Data for processing
+===+

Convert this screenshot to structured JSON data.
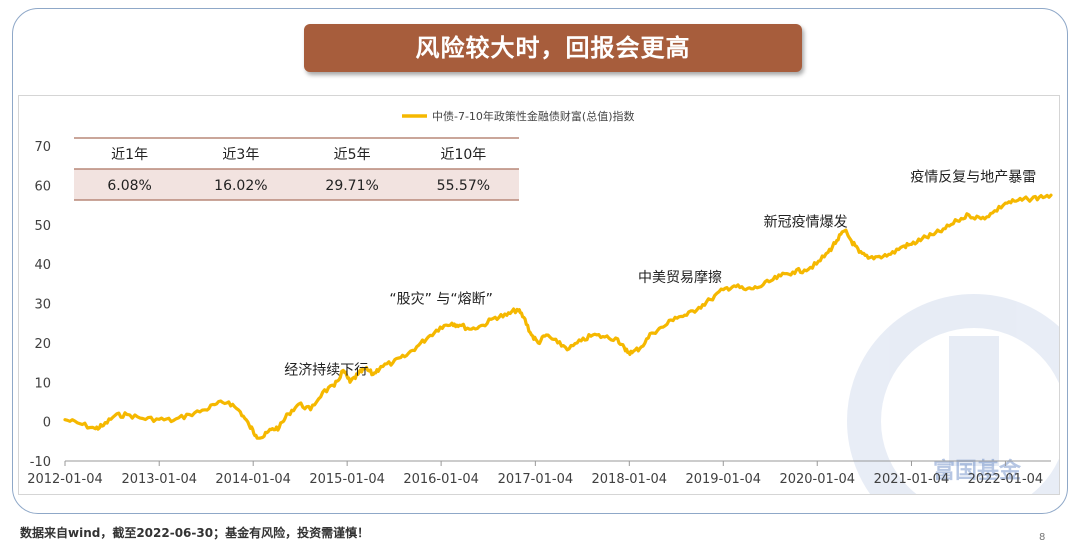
{
  "banner": {
    "title": "风险较大时，回报会更高"
  },
  "footnote": "数据来自wind，截至2022-06-30；基金有风险，投资需谨慎！",
  "page_number": "8",
  "watermark": {
    "text": "富国基金",
    "color": "#6f8fc8"
  },
  "returns_table": {
    "headers": [
      "近1年",
      "近3年",
      "近5年",
      "近10年"
    ],
    "values": [
      "6.08%",
      "16.02%",
      "29.71%",
      "55.57%"
    ],
    "header_border_color": "#b88878",
    "value_bg_color": "#f2e3e0"
  },
  "chart_data": {
    "type": "line",
    "legend_position": "top-center",
    "series": [
      {
        "name": "中债-7-10年政策性金融债财富(总值)指数",
        "color": "#f5b800",
        "points": [
          [
            "2012-01-04",
            0.5
          ],
          [
            "2012-03-01",
            -0.5
          ],
          [
            "2012-05-01",
            -1.8
          ],
          [
            "2012-06-01",
            -1.0
          ],
          [
            "2012-07-15",
            1.5
          ],
          [
            "2012-09-01",
            1.8
          ],
          [
            "2012-11-01",
            0.8
          ],
          [
            "2013-01-04",
            0.6
          ],
          [
            "2013-03-01",
            0.3
          ],
          [
            "2013-05-01",
            1.8
          ],
          [
            "2013-07-01",
            3.0
          ],
          [
            "2013-08-15",
            4.5
          ],
          [
            "2013-10-01",
            5.0
          ],
          [
            "2013-11-15",
            2.5
          ],
          [
            "2013-12-20",
            -1.0
          ],
          [
            "2014-01-15",
            -3.5
          ],
          [
            "2014-02-10",
            -4.0
          ],
          [
            "2014-03-15",
            -2.0
          ],
          [
            "2014-04-15",
            -1.5
          ],
          [
            "2014-05-20",
            2.0
          ],
          [
            "2014-07-01",
            4.5
          ],
          [
            "2014-08-15",
            3.0
          ],
          [
            "2014-10-01",
            7.5
          ],
          [
            "2014-11-15",
            9.0
          ],
          [
            "2014-12-20",
            13.0
          ],
          [
            "2015-01-15",
            10.0
          ],
          [
            "2015-02-15",
            12.0
          ],
          [
            "2015-03-15",
            13.5
          ],
          [
            "2015-04-15",
            12.0
          ],
          [
            "2015-05-15",
            14.0
          ],
          [
            "2015-07-01",
            15.0
          ],
          [
            "2015-08-15",
            16.5
          ],
          [
            "2015-10-01",
            19.0
          ],
          [
            "2015-11-15",
            21.5
          ],
          [
            "2016-01-01",
            24.0
          ],
          [
            "2016-02-15",
            25.0
          ],
          [
            "2016-03-15",
            24.5
          ],
          [
            "2016-05-01",
            23.5
          ],
          [
            "2016-06-15",
            24.5
          ],
          [
            "2016-08-01",
            26.5
          ],
          [
            "2016-09-15",
            27.0
          ],
          [
            "2016-10-25",
            28.5
          ],
          [
            "2016-11-20",
            26.5
          ],
          [
            "2016-12-20",
            22.0
          ],
          [
            "2017-01-15",
            20.0
          ],
          [
            "2017-02-15",
            22.0
          ],
          [
            "2017-04-01",
            20.0
          ],
          [
            "2017-05-15",
            18.5
          ],
          [
            "2017-07-01",
            20.5
          ],
          [
            "2017-08-15",
            22.0
          ],
          [
            "2017-10-01",
            21.5
          ],
          [
            "2017-11-20",
            21.0
          ],
          [
            "2017-12-20",
            18.0
          ],
          [
            "2018-01-15",
            17.5
          ],
          [
            "2018-02-20",
            19.0
          ],
          [
            "2018-04-01",
            22.5
          ],
          [
            "2018-05-15",
            24.0
          ],
          [
            "2018-07-01",
            26.5
          ],
          [
            "2018-08-15",
            27.0
          ],
          [
            "2018-10-01",
            29.0
          ],
          [
            "2018-11-15",
            31.0
          ],
          [
            "2019-01-04",
            33.5
          ],
          [
            "2019-02-15",
            34.5
          ],
          [
            "2019-04-01",
            33.5
          ],
          [
            "2019-05-15",
            34.0
          ],
          [
            "2019-07-01",
            35.5
          ],
          [
            "2019-08-15",
            37.0
          ],
          [
            "2019-10-01",
            38.0
          ],
          [
            "2019-11-15",
            38.5
          ],
          [
            "2020-01-01",
            40.0
          ],
          [
            "2020-02-15",
            43.0
          ],
          [
            "2020-03-20",
            46.0
          ],
          [
            "2020-04-20",
            48.5
          ],
          [
            "2020-05-15",
            46.0
          ],
          [
            "2020-06-15",
            43.0
          ],
          [
            "2020-07-20",
            41.5
          ],
          [
            "2020-09-01",
            42.0
          ],
          [
            "2020-10-15",
            42.5
          ],
          [
            "2020-12-01",
            44.5
          ],
          [
            "2021-01-04",
            45.0
          ],
          [
            "2021-02-15",
            46.5
          ],
          [
            "2021-04-01",
            47.5
          ],
          [
            "2021-05-15",
            49.0
          ],
          [
            "2021-07-01",
            51.0
          ],
          [
            "2021-08-15",
            52.5
          ],
          [
            "2021-10-01",
            51.5
          ],
          [
            "2021-11-15",
            53.0
          ],
          [
            "2022-01-04",
            55.5
          ],
          [
            "2022-02-15",
            56.0
          ],
          [
            "2022-04-01",
            56.5
          ],
          [
            "2022-05-15",
            57.0
          ],
          [
            "2022-06-30",
            57.5
          ]
        ]
      }
    ],
    "y_range": [
      -10,
      70
    ],
    "y_ticks": [
      -10,
      0,
      10,
      20,
      30,
      40,
      50,
      60,
      70
    ],
    "x_range": [
      "2012-01-04",
      "2022-06-30"
    ],
    "x_ticks": [
      "2012-01-04",
      "2013-01-04",
      "2014-01-04",
      "2015-01-04",
      "2016-01-04",
      "2017-01-04",
      "2018-01-04",
      "2019-01-04",
      "2020-01-04",
      "2021-01-04",
      "2022-01-04"
    ],
    "grid": false,
    "annotations": [
      {
        "text": "经济持续下行",
        "x": "2014-10-15",
        "y": 12.0
      },
      {
        "text": "“股灾”  与“熔断”",
        "x": "2016-01-04",
        "y": 30.0
      },
      {
        "text": "中美贸易摩擦",
        "x": "2018-07-20",
        "y": 35.5
      },
      {
        "text": "新冠疫情爆发",
        "x": "2019-11-20",
        "y": 49.5
      },
      {
        "text": "疫情反复与地产暴雷",
        "x": "2021-09-01",
        "y": 61.0
      }
    ]
  }
}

+===+

Exercise task
Pictures stay out of the copy; please restate every record above exactly.

Solution
Convert this screenshot to structured JSON data.
{
  "banner": {
    "title": "风险较大时，回报会更高"
  },
  "footnote": "数据来自wind，截至2022-06-30；基金有风险，投资需谨慎！",
  "page_number": "8",
  "watermark": {
    "text": "富国基金",
    "color": "#6f8fc8"
  },
  "returns_table": {
    "headers": [
      "近1年",
      "近3年",
      "近5年",
      "近10年"
    ],
    "values": [
      "6.08%",
      "16.02%",
      "29.71%",
      "55.57%"
    ],
    "header_border_color": "#b88878",
    "value_bg_color": "#f2e3e0"
  },
  "chart_data": {
    "type": "line",
    "legend_position": "top-center",
    "series": [
      {
        "name": "中债-7-10年政策性金融债财富(总值)指数",
        "color": "#f5b800",
        "points": [
          [
            "2012-01-04",
            0.5
          ],
          [
            "2012-03-01",
            -0.5
          ],
          [
            "2012-05-01",
            -1.8
          ],
          [
            "2012-06-01",
            -1.0
          ],
          [
            "2012-07-15",
            1.5
          ],
          [
            "2012-09-01",
            1.8
          ],
          [
            "2012-11-01",
            0.8
          ],
          [
            "2013-01-04",
            0.6
          ],
          [
            "2013-03-01",
            0.3
          ],
          [
            "2013-05-01",
            1.8
          ],
          [
            "2013-07-01",
            3.0
          ],
          [
            "2013-08-15",
            4.5
          ],
          [
            "2013-10-01",
            5.0
          ],
          [
            "2013-11-15",
            2.5
          ],
          [
            "2013-12-20",
            -1.0
          ],
          [
            "2014-01-15",
            -3.5
          ],
          [
            "2014-02-10",
            -4.0
          ],
          [
            "2014-03-15",
            -2.0
          ],
          [
            "2014-04-15",
            -1.5
          ],
          [
            "2014-05-20",
            2.0
          ],
          [
            "2014-07-01",
            4.5
          ],
          [
            "2014-08-15",
            3.0
          ],
          [
            "2014-10-01",
            7.5
          ],
          [
            "2014-11-15",
            9.0
          ],
          [
            "2014-12-20",
            13.0
          ],
          [
            "2015-01-15",
            10.0
          ],
          [
            "2015-02-15",
            12.0
          ],
          [
            "2015-03-15",
            13.5
          ],
          [
            "2015-04-15",
            12.0
          ],
          [
            "2015-05-15",
            14.0
          ],
          [
            "2015-07-01",
            15.0
          ],
          [
            "2015-08-15",
            16.5
          ],
          [
            "2015-10-01",
            19.0
          ],
          [
            "2015-11-15",
            21.5
          ],
          [
            "2016-01-01",
            24.0
          ],
          [
            "2016-02-15",
            25.0
          ],
          [
            "2016-03-15",
            24.5
          ],
          [
            "2016-05-01",
            23.5
          ],
          [
            "2016-06-15",
            24.5
          ],
          [
            "2016-08-01",
            26.5
          ],
          [
            "2016-09-15",
            27.0
          ],
          [
            "2016-10-25",
            28.5
          ],
          [
            "2016-11-20",
            26.5
          ],
          [
            "2016-12-20",
            22.0
          ],
          [
            "2017-01-15",
            20.0
          ],
          [
            "2017-02-15",
            22.0
          ],
          [
            "2017-04-01",
            20.0
          ],
          [
            "2017-05-15",
            18.5
          ],
          [
            "2017-07-01",
            20.5
          ],
          [
            "2017-08-15",
            22.0
          ],
          [
            "2017-10-01",
            21.5
          ],
          [
            "2017-11-20",
            21.0
          ],
          [
            "2017-12-20",
            18.0
          ],
          [
            "2018-01-15",
            17.5
          ],
          [
            "2018-02-20",
            19.0
          ],
          [
            "2018-04-01",
            22.5
          ],
          [
            "2018-05-15",
            24.0
          ],
          [
            "2018-07-01",
            26.5
          ],
          [
            "2018-08-15",
            27.0
          ],
          [
            "2018-10-01",
            29.0
          ],
          [
            "2018-11-15",
            31.0
          ],
          [
            "2019-01-04",
            33.5
          ],
          [
            "2019-02-15",
            34.5
          ],
          [
            "2019-04-01",
            33.5
          ],
          [
            "2019-05-15",
            34.0
          ],
          [
            "2019-07-01",
            35.5
          ],
          [
            "2019-08-15",
            37.0
          ],
          [
            "2019-10-01",
            38.0
          ],
          [
            "2019-11-15",
            38.5
          ],
          [
            "2020-01-01",
            40.0
          ],
          [
            "2020-02-15",
            43.0
          ],
          [
            "2020-03-20",
            46.0
          ],
          [
            "2020-04-20",
            48.5
          ],
          [
            "2020-05-15",
            46.0
          ],
          [
            "2020-06-15",
            43.0
          ],
          [
            "2020-07-20",
            41.5
          ],
          [
            "2020-09-01",
            42.0
          ],
          [
            "2020-10-15",
            42.5
          ],
          [
            "2020-12-01",
            44.5
          ],
          [
            "2021-01-04",
            45.0
          ],
          [
            "2021-02-15",
            46.5
          ],
          [
            "2021-04-01",
            47.5
          ],
          [
            "2021-05-15",
            49.0
          ],
          [
            "2021-07-01",
            51.0
          ],
          [
            "2021-08-15",
            52.5
          ],
          [
            "2021-10-01",
            51.5
          ],
          [
            "2021-11-15",
            53.0
          ],
          [
            "2022-01-04",
            55.5
          ],
          [
            "2022-02-15",
            56.0
          ],
          [
            "2022-04-01",
            56.5
          ],
          [
            "2022-05-15",
            57.0
          ],
          [
            "2022-06-30",
            57.5
          ]
        ]
      }
    ],
    "y_range": [
      -10,
      70
    ],
    "y_ticks": [
      -10,
      0,
      10,
      20,
      30,
      40,
      50,
      60,
      70
    ],
    "x_range": [
      "2012-01-04",
      "2022-06-30"
    ],
    "x_ticks": [
      "2012-01-04",
      "2013-01-04",
      "2014-01-04",
      "2015-01-04",
      "2016-01-04",
      "2017-01-04",
      "2018-01-04",
      "2019-01-04",
      "2020-01-04",
      "2021-01-04",
      "2022-01-04"
    ],
    "grid": false,
    "annotations": [
      {
        "text": "经济持续下行",
        "x": "2014-10-15",
        "y": 12.0
      },
      {
        "text": "“股灾”  与“熔断”",
        "x": "2016-01-04",
        "y": 30.0
      },
      {
        "text": "中美贸易摩擦",
        "x": "2018-07-20",
        "y": 35.5
      },
      {
        "text": "新冠疫情爆发",
        "x": "2019-11-20",
        "y": 49.5
      },
      {
        "text": "疫情反复与地产暴雷",
        "x": "2021-09-01",
        "y": 61.0
      }
    ]
  }
}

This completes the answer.